> What is being asked
Print the entire listing. Each line must match the original exactly.
───── Extracted entries ─────
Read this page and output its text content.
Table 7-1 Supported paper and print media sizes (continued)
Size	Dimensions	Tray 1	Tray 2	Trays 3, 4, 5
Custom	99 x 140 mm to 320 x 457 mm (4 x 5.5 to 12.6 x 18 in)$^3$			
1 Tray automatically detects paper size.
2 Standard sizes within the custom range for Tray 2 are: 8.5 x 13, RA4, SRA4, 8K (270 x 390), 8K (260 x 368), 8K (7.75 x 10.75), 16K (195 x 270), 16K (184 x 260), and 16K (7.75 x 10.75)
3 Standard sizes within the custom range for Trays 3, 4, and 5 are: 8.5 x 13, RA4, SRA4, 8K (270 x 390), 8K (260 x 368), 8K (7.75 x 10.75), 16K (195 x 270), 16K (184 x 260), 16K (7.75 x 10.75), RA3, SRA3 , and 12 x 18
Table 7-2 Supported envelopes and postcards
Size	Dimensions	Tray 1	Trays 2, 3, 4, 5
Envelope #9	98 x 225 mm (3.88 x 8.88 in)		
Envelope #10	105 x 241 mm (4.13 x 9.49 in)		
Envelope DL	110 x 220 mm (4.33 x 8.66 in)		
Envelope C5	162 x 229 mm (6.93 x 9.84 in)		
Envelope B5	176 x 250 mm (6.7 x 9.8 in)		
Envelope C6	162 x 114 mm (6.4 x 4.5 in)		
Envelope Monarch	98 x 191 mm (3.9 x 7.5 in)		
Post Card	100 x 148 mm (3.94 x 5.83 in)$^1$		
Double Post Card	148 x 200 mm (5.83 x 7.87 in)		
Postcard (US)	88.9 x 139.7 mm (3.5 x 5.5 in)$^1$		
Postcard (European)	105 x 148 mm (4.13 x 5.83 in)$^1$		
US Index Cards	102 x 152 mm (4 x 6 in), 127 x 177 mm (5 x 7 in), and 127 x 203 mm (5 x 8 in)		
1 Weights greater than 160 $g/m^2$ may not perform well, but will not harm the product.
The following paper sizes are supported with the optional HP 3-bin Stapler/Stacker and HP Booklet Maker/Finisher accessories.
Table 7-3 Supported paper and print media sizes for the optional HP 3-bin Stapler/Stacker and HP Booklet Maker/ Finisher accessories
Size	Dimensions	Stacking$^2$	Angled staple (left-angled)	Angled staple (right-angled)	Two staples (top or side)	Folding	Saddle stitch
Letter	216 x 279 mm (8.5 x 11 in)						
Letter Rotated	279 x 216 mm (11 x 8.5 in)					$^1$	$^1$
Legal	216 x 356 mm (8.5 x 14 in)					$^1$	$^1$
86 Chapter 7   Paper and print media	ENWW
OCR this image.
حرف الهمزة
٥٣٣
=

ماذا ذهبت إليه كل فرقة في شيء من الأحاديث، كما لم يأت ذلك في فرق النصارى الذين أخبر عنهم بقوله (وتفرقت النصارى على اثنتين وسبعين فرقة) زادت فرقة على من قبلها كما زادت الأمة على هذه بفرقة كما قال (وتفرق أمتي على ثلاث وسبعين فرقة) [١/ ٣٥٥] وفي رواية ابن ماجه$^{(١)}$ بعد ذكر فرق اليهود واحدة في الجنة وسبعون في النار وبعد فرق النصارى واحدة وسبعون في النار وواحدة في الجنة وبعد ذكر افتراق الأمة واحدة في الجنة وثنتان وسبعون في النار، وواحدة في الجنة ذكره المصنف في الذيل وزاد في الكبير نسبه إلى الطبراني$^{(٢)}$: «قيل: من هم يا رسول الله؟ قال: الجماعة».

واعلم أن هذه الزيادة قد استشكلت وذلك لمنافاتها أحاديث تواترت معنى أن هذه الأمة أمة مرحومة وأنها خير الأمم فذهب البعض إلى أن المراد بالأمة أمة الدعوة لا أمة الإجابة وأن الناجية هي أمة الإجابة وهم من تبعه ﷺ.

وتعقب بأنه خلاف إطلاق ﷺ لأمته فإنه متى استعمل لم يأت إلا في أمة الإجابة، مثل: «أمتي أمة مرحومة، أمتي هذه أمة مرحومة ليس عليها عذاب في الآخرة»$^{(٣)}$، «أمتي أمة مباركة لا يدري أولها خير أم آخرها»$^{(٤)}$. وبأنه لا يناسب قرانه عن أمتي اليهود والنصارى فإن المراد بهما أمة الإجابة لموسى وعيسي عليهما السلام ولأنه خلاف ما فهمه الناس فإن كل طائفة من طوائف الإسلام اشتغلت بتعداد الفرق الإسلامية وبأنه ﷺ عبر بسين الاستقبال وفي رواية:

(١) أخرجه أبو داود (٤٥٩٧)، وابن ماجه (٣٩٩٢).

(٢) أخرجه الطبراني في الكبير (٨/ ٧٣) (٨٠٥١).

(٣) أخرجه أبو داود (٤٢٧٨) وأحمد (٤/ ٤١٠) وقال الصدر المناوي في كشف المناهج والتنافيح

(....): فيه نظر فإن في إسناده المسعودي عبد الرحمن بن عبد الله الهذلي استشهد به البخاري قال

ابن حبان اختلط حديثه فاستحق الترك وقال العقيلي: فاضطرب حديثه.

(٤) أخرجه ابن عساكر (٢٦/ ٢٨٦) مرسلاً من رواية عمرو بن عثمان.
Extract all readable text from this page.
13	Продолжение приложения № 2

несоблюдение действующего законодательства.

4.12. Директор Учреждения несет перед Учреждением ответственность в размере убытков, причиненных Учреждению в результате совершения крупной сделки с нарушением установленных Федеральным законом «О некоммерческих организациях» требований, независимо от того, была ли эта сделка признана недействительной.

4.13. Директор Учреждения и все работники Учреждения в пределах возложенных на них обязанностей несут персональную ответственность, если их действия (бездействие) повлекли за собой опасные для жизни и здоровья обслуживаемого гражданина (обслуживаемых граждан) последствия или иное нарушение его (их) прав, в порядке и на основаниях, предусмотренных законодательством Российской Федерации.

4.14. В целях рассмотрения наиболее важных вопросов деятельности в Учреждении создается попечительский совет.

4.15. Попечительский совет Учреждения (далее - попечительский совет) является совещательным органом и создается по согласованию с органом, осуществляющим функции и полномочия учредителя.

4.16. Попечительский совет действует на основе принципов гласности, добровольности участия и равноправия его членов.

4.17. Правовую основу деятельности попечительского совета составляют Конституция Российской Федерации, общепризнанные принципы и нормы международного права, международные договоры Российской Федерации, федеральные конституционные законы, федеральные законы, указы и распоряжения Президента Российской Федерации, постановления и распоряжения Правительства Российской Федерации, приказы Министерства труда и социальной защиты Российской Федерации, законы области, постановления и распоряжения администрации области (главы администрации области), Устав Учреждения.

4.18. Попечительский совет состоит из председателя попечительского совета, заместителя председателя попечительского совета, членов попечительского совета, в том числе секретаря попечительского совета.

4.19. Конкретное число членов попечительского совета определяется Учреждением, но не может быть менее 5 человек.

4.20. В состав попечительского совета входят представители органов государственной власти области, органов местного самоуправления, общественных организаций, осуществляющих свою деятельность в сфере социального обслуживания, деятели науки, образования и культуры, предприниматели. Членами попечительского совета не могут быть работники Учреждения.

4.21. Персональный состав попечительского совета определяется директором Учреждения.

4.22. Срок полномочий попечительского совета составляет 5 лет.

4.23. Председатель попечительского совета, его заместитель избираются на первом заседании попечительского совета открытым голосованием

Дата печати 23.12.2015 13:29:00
─────
> Answer for this exercise
Read this page and output its text content.
Table 7-1 Supported paper and print media sizes (continued)
Size	Dimensions	Tray 1	Tray 2	Trays 3, 4, 5
Custom	99 x 140 mm to 320 x 457 mm (4 x 5.5 to 12.6 x 18 in)$^3$			
1 Tray automatically detects paper size.
2 Standard sizes within the custom range for Tray 2 are: 8.5 x 13, RA4, SRA4, 8K (270 x 390), 8K (260 x 368), 8K (7.75 x 10.75), 16K (195 x 270), 16K (184 x 260), and 16K (7.75 x 10.75)
3 Standard sizes within the custom range for Trays 3, 4, and 5 are: 8.5 x 13, RA4, SRA4, 8K (270 x 390), 8K (260 x 368), 8K (7.75 x 10.75), 16K (195 x 270), 16K (184 x 260), 16K (7.75 x 10.75), RA3, SRA3 , and 12 x 18
Table 7-2 Supported envelopes and postcards
Size	Dimensions	Tray 1	Trays 2, 3, 4, 5
Envelope #9	98 x 225 mm (3.88 x 8.88 in)		
Envelope #10	105 x 241 mm (4.13 x 9.49 in)		
Envelope DL	110 x 220 mm (4.33 x 8.66 in)		
Envelope C5	162 x 229 mm (6.93 x 9.84 in)		
Envelope B5	176 x 250 mm (6.7 x 9.8 in)		
Envelope C6	162 x 114 mm (6.4 x 4.5 in)		
Envelope Monarch	98 x 191 mm (3.9 x 7.5 in)		
Post Card	100 x 148 mm (3.94 x 5.83 in)$^1$		
Double Post Card	148 x 200 mm (5.83 x 7.87 in)		
Postcard (US)	88.9 x 139.7 mm (3.5 x 5.5 in)$^1$		
Postcard (European)	105 x 148 mm (4.13 x 5.83 in)$^1$		
US Index Cards	102 x 152 mm (4 x 6 in), 127 x 177 mm (5 x 7 in), and 127 x 203 mm (5 x 8 in)		
1 Weights greater than 160 $g/m^2$ may not perform well, but will not harm the product.
The following paper sizes are supported with the optional HP 3-bin Stapler/Stacker and HP Booklet Maker/Finisher accessories.
Table 7-3 Supported paper and print media sizes for the optional HP 3-bin Stapler/Stacker and HP Booklet Maker/ Finisher accessories
Size	Dimensions	Stacking$^2$	Angled staple (left-angled)	Angled staple (right-angled)	Two staples (top or side)	Folding	Saddle stitch
Letter	216 x 279 mm (8.5 x 11 in)						
Letter Rotated	279 x 216 mm (11 x 8.5 in)					$^1$	$^1$
Legal	216 x 356 mm (8.5 x 14 in)					$^1$	$^1$
86 Chapter 7   Paper and print media	ENWW
OCR this image.
حرف الهمزة
٥٣٣
=

ماذا ذهبت إليه كل فرقة في شيء من الأحاديث، كما لم يأت ذلك في فرق النصارى الذين أخبر عنهم بقوله (وتفرقت النصارى على اثنتين وسبعين فرقة) زادت فرقة على من قبلها كما زادت الأمة على هذه بفرقة كما قال (وتفرق أمتي على ثلاث وسبعين فرقة) [١/ ٣٥٥] وفي رواية ابن ماجه$^{(١)}$ بعد ذكر فرق اليهود واحدة في الجنة وسبعون في النار وبعد فرق النصارى واحدة وسبعون في النار وواحدة في الجنة وبعد ذكر افتراق الأمة واحدة في الجنة وثنتان وسبعون في النار، وواحدة في الجنة ذكره المصنف في الذيل وزاد في الكبير نسبه إلى الطبراني$^{(٢)}$: «قيل: من هم يا رسول الله؟ قال: الجماعة».

واعلم أن هذه الزيادة قد استشكلت وذلك لمنافاتها أحاديث تواترت معنى أن هذه الأمة أمة مرحومة وأنها خير الأمم فذهب البعض إلى أن المراد بالأمة أمة الدعوة لا أمة الإجابة وأن الناجية هي أمة الإجابة وهم من تبعه ﷺ.

وتعقب بأنه خلاف إطلاق ﷺ لأمته فإنه متى استعمل لم يأت إلا في أمة الإجابة، مثل: «أمتي أمة مرحومة، أمتي هذه أمة مرحومة ليس عليها عذاب في الآخرة»$^{(٣)}$، «أمتي أمة مباركة لا يدري أولها خير أم آخرها»$^{(٤)}$. وبأنه لا يناسب قرانه عن أمتي اليهود والنصارى فإن المراد بهما أمة الإجابة لموسى وعيسي عليهما السلام ولأنه خلاف ما فهمه الناس فإن كل طائفة من طوائف الإسلام اشتغلت بتعداد الفرق الإسلامية وبأنه ﷺ عبر بسين الاستقبال وفي رواية:

(١) أخرجه أبو داود (٤٥٩٧)، وابن ماجه (٣٩٩٢).

(٢) أخرجه الطبراني في الكبير (٨/ ٧٣) (٨٠٥١).

(٣) أخرجه أبو داود (٤٢٧٨) وأحمد (٤/ ٤١٠) وقال الصدر المناوي في كشف المناهج والتنافيح

(....): فيه نظر فإن في إسناده المسعودي عبد الرحمن بن عبد الله الهذلي استشهد به البخاري قال

ابن حبان اختلط حديثه فاستحق الترك وقال العقيلي: فاضطرب حديثه.

(٤) أخرجه ابن عساكر (٢٦/ ٢٨٦) مرسلاً من رواية عمرو بن عثمان.
Extract all readable text from this page.
13	Продолжение приложения № 2

несоблюдение действующего законодательства.

4.12. Директор Учреждения несет перед Учреждением ответственность в размере убытков, причиненных Учреждению в результате совершения крупной сделки с нарушением установленных Федеральным законом «О некоммерческих организациях» требований, независимо от того, была ли эта сделка признана недействительной.

4.13. Директор Учреждения и все работники Учреждения в пределах возложенных на них обязанностей несут персональную ответственность, если их действия (бездействие) повлекли за собой опасные для жизни и здоровья обслуживаемого гражданина (обслуживаемых граждан) последствия или иное нарушение его (их) прав, в порядке и на основаниях, предусмотренных законодательством Российской Федерации.

4.14. В целях рассмотрения наиболее важных вопросов деятельности в Учреждении создается попечительский совет.

4.15. Попечительский совет Учреждения (далее - попечительский совет) является совещательным органом и создается по согласованию с органом, осуществляющим функции и полномочия учредителя.

4.16. Попечительский совет действует на основе принципов гласности, добровольности участия и равноправия его членов.

4.17. Правовую основу деятельности попечительского совета составляют Конституция Российской Федерации, общепризнанные принципы и нормы международного права, международные договоры Российской Федерации, федеральные конституционные законы, федеральные законы, указы и распоряжения Президента Российской Федерации, постановления и распоряжения Правительства Российской Федерации, приказы Министерства труда и социальной защиты Российской Федерации, законы области, постановления и распоряжения администрации области (главы администрации области), Устав Учреждения.

4.18. Попечительский совет состоит из председателя попечительского совета, заместителя председателя попечительского совета, членов попечительского совета, в том числе секретаря попечительского совета.

4.19. Конкретное число членов попечительского совета определяется Учреждением, но не может быть менее 5 человек.

4.20. В состав попечительского совета входят представители органов государственной власти области, органов местного самоуправления, общественных организаций, осуществляющих свою деятельность в сфере социального обслуживания, деятели науки, образования и культуры, предприниматели. Членами попечительского совета не могут быть работники Учреждения.

4.21. Персональный состав попечительского совета определяется директором Учреждения.

4.22. Срок полномочий попечительского совета составляет 5 лет.

4.23. Председатель попечительского совета, его заместитель избираются на первом заседании попечительского совета открытым голосованием

Дата печати 23.12.2015 13:29:00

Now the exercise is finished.